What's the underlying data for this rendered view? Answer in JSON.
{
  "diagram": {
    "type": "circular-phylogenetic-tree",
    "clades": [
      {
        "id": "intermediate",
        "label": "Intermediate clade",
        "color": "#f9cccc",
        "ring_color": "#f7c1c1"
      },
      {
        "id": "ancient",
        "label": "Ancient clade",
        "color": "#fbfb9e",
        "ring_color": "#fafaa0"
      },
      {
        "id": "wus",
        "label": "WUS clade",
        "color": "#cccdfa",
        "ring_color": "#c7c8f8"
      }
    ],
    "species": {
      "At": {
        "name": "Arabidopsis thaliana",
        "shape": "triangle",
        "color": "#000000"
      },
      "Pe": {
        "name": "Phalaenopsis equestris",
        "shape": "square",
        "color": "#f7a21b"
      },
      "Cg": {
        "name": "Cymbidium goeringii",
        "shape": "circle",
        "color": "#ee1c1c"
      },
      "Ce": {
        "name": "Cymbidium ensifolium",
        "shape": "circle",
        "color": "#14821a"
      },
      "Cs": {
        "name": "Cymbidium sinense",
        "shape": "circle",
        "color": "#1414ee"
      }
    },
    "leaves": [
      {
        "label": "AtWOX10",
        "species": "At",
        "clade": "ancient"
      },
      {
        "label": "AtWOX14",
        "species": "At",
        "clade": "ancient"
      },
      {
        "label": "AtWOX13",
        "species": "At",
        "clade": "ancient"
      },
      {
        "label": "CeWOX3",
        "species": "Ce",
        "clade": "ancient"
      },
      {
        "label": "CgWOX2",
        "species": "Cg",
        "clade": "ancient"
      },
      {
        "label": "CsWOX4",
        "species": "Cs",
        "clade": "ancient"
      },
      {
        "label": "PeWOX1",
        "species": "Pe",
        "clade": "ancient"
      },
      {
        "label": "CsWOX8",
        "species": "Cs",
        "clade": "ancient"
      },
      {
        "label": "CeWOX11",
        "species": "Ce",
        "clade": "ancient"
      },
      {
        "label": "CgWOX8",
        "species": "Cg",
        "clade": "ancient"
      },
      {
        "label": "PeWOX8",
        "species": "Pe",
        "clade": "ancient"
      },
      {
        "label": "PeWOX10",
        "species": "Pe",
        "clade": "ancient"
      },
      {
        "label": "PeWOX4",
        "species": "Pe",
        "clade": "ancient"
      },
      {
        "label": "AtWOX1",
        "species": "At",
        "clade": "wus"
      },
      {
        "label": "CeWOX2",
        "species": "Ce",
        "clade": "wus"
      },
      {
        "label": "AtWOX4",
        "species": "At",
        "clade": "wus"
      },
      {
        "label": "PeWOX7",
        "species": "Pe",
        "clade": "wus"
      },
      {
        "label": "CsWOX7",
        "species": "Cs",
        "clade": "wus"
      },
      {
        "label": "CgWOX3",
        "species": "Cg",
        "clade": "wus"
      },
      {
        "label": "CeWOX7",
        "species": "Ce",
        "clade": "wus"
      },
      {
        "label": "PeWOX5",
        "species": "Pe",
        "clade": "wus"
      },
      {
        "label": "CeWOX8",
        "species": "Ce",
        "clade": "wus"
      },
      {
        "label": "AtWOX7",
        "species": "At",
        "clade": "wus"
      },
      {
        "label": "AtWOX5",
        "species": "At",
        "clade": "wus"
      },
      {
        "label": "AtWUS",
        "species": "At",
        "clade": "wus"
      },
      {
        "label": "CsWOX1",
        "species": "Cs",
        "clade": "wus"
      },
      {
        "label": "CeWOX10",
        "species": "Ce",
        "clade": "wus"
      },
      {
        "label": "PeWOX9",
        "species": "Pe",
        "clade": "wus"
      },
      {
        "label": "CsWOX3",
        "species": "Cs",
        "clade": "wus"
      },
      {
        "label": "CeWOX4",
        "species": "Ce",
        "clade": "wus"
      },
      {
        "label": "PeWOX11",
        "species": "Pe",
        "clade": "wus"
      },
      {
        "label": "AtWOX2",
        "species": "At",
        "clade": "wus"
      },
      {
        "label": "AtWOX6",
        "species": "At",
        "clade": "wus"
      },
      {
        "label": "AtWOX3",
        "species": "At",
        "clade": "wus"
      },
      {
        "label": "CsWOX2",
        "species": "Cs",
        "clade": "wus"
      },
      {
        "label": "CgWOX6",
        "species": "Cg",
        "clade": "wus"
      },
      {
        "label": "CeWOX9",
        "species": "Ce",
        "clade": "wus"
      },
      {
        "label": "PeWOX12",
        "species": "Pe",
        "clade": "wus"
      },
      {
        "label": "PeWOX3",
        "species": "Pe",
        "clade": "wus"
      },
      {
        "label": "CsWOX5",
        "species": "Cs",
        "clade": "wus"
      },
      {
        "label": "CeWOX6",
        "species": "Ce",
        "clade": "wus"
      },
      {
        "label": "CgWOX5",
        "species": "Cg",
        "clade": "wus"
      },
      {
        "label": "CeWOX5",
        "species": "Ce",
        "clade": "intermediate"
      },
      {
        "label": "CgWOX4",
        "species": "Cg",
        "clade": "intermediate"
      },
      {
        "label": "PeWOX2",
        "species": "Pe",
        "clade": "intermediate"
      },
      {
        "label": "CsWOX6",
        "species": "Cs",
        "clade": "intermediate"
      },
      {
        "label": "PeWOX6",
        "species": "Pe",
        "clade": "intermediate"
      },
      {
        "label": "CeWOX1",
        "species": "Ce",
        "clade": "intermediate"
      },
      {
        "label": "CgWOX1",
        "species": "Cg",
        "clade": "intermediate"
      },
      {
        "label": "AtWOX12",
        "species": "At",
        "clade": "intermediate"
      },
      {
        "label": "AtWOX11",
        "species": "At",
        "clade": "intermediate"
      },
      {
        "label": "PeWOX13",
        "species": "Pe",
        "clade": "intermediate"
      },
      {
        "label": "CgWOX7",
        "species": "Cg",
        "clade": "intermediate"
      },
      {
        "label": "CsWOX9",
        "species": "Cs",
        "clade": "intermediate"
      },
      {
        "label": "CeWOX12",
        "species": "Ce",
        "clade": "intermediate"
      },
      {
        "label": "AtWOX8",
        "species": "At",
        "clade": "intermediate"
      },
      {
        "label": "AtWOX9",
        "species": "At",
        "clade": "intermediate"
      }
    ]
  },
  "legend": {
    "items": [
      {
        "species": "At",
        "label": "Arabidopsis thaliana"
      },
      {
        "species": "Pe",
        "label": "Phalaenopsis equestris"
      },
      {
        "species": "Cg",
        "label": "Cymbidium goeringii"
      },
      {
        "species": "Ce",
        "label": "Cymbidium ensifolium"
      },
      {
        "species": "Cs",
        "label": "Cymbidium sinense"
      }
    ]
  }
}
_ _ _
Nothing in the data may differ; print all of it exactly as written.

▶ RIGHT ANSWER:
What's the underlying data for this rendered view? Answer in JSON.
{
  "diagram": {
    "type": "circular-phylogenetic-tree",
    "clades": [
      {
        "id": "intermediate",
        "label": "Intermediate clade",
        "color": "#f9cccc",
        "ring_color": "#f7c1c1"
      },
      {
        "id": "ancient",
        "label": "Ancient clade",
        "color": "#fbfb9e",
        "ring_color": "#fafaa0"
      },
      {
        "id": "wus",
        "label": "WUS clade",
        "color": "#cccdfa",
        "ring_color": "#c7c8f8"
      }
    ],
    "species": {
      "At": {
        "name": "Arabidopsis thaliana",
        "shape": "triangle",
        "color": "#000000"
      },
      "Pe": {
        "name": "Phalaenopsis equestris",
        "shape": "square",
        "color": "#f7a21b"
      },
      "Cg": {
        "name": "Cymbidium goeringii",
        "shape": "circle",
        "color": "#ee1c1c"
      },
      "Ce": {
        "name": "Cymbidium ensifolium",
        "shape": "circle",
        "color": "#14821a"
      },
      "Cs": {
        "name": "Cymbidium sinense",
        "shape": "circle",
        "color": "#1414ee"
      }
    },
    "leaves": [
      {
        "label": "AtWOX10",
        "species": "At",
        "clade": "ancient"
      },
      {
        "label": "AtWOX14",
        "species": "At",
        "clade": "ancient"
      },
      {
        "label": "AtWOX13",
        "species": "At",
        "clade": "ancient"
      },
      {
        "label": "CeWOX3",
        "species": "Ce",
        "clade": "ancient"
      },
      {
        "label": "CgWOX2",
        "species": "Cg",
        "clade": "ancient"
      },
      {
        "label": "CsWOX4",
        "species": "Cs",
        "clade": "ancient"
      },
      {
        "label": "PeWOX1",
        "species": "Pe",
        "clade": "ancient"
      },
      {
        "label": "CsWOX8",
        "species": "Cs",
        "clade": "ancient"
      },
      {
        "label": "CeWOX11",
        "species": "Ce",
        "clade": "ancient"
      },
      {
        "label": "CgWOX8",
        "species": "Cg",
        "clade": "ancient"
      },
      {
        "label": "PeWOX8",
        "species": "Pe",
        "clade": "ancient"
      },
      {
        "label": "PeWOX10",
        "species": "Pe",
        "clade": "ancient"
      },
      {
        "label": "PeWOX4",
        "species": "Pe",
        "clade": "ancient"
      },
      {
        "label": "AtWOX1",
        "species": "At",
        "clade": "wus"
      },
      {
        "label": "CeWOX2",
        "species": "Ce",
        "clade": "wus"
      },
      {
        "label": "AtWOX4",
        "species": "At",
        "clade": "wus"
      },
      {
        "label": "PeWOX7",
        "species": "Pe",
        "clade": "wus"
      },
      {
        "label": "CsWOX7",
        "species": "Cs",
        "clade": "wus"
      },
      {
        "label": "CgWOX3",
        "species": "Cg",
        "clade": "wus"
      },
      {
        "label": "CeWOX7",
        "species": "Ce",
        "clade": "wus"
      },
      {
        "label": "PeWOX5",
        "species": "Pe",
        "clade": "wus"
      },
      {
        "label": "CeWOX8",
        "species": "Ce",
        "clade": "wus"
      },
      {
        "label": "AtWOX7",
        "species": "At",
        "clade": "wus"
      },
      {
        "label": "AtWOX5",
        "species": "At",
        "clade": "wus"
      },
      {
        "label": "AtWUS",
        "species": "At",
        "clade": "wus"
      },
      {
        "label": "CsWOX1",
        "species": "Cs",
        "clade": "wus"
      },
      {
        "label": "CeWOX10",
        "species": "Ce",
        "clade": "wus"
      },
      {
        "label": "PeWOX9",
        "species": "Pe",
        "clade": "wus"
      },
      {
        "label": "CsWOX3",
        "species": "Cs",
        "clade": "wus"
      },
      {
        "label": "CeWOX4",
        "species": "Ce",
        "clade": "wus"
      },
      {
        "label": "PeWOX11",
        "species": "Pe",
        "clade": "wus"
      },
      {
        "label": "AtWOX2",
        "species": "At",
        "clade": "wus"
      },
      {
        "label": "AtWOX6",
        "species": "At",
        "clade": "wus"
      },
      {
        "label": "AtWOX3",
        "species": "At",
        "clade": "wus"
      },
      {
        "label": "CsWOX2",
        "species": "Cs",
        "clade": "wus"
      },
      {
        "label": "CgWOX6",
        "species": "Cg",
        "clade": "wus"
      },
      {
        "label": "CeWOX9",
        "species": "Ce",
        "clade": "wus"
      },
      {
        "label": "PeWOX12",
        "species": "Pe",
        "clade": "wus"
      },
      {
        "label": "PeWOX3",
        "species": "Pe",
        "clade": "wus"
      },
      {
        "label": "CsWOX5",
        "species": "Cs",
        "clade": "wus"
      },
      {
        "label": "CeWOX6",
        "species": "Ce",
        "clade": "wus"
      },
      {
        "label": "CgWOX5",
        "species": "Cg",
        "clade": "wus"
      },
      {
        "label": "CeWOX5",
        "species": "Ce",
        "clade": "intermediate"
      },
      {
        "label": "CgWOX4",
        "species": "Cg",
        "clade": "intermediate"
      },
      {
        "label": "PeWOX2",
        "species": "Pe",
        "clade": "intermediate"
      },
      {
        "label": "CsWOX6",
        "species": "Cs",
        "clade": "intermediate"
      },
      {
        "label": "PeWOX6",
        "species": "Pe",
        "clade": "intermediate"
      },
      {
        "label": "CeWOX1",
        "species": "Ce",
        "clade": "intermediate"
      },
      {
        "label": "CgWOX1",
        "species": "Cg",
        "clade": "intermediate"
      },
      {
        "label": "AtWOX12",
        "species": "At",
        "clade": "intermediate"
      },
      {
        "label": "AtWOX11",
        "species": "At",
        "clade": "intermediate"
      },
      {
        "label": "PeWOX13",
        "species": "Pe",
        "clade": "intermediate"
      },
      {
        "label": "CgWOX7",
        "species": "Cg",
        "clade": "intermediate"
      },
      {
        "label": "CsWOX9",
        "species": "Cs",
        "clade": "intermediate"
      },
      {
        "label": "CeWOX12",
        "species": "Ce",
        "clade": "intermediate"
      },
      {
        "label": "AtWOX8",
        "species": "At",
        "clade": "intermediate"
      },
      {
        "label": "AtWOX9",
        "species": "At",
        "clade": "intermediate"
      }
    ]
  },
  "legend": {
    "items": [
      {
        "species": "At",
        "label": "Arabidopsis thaliana"
      },
      {
        "species": "Pe",
        "label": "Phalaenopsis equestris"
      },
      {
        "species": "Cg",
        "label": "Cymbidium goeringii"
      },
      {
        "species": "Ce",
        "label": "Cymbidium ensifolium"
      },
      {
        "species": "Cs",
        "label": "Cymbidium sinense"
      }
    ]
  }
}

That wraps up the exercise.